[BEGIN Listing]

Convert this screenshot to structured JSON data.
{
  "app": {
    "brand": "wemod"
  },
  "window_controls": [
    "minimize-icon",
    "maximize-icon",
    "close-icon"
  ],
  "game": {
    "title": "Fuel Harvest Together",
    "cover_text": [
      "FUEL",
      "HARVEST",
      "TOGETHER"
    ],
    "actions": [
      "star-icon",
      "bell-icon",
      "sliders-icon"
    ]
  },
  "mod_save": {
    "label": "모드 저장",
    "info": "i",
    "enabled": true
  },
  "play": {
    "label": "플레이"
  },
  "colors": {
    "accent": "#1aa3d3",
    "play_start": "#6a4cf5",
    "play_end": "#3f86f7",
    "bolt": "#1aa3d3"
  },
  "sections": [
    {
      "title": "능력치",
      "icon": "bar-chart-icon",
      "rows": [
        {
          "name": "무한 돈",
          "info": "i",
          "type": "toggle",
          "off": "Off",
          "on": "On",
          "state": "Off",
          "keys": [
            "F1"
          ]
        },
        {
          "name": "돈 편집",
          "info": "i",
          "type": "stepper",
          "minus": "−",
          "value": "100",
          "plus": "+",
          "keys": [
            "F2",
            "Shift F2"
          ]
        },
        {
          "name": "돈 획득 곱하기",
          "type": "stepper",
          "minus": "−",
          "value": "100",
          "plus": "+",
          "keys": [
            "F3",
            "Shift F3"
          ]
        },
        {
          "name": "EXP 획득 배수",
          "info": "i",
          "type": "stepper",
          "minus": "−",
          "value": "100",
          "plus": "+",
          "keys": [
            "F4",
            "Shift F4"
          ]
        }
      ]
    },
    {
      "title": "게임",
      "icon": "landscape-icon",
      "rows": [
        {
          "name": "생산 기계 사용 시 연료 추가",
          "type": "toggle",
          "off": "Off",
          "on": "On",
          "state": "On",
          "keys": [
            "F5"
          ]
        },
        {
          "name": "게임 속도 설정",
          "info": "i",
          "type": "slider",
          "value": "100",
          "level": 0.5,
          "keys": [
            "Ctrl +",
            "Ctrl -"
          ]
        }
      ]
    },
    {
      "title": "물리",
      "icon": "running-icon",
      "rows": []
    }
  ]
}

[END Listing]

Instruction:
Take every line from the data above that holds "name" and copy it out.

Full solution:
          "name": "무한 돈",
          "name": "돈 편집",
          "name": "돈 획득 곱하기",
          "name": "EXP 획득 배수",
          "name": "생산 기계 사용 시 연료 추가",
          "name": "게임 속도 설정",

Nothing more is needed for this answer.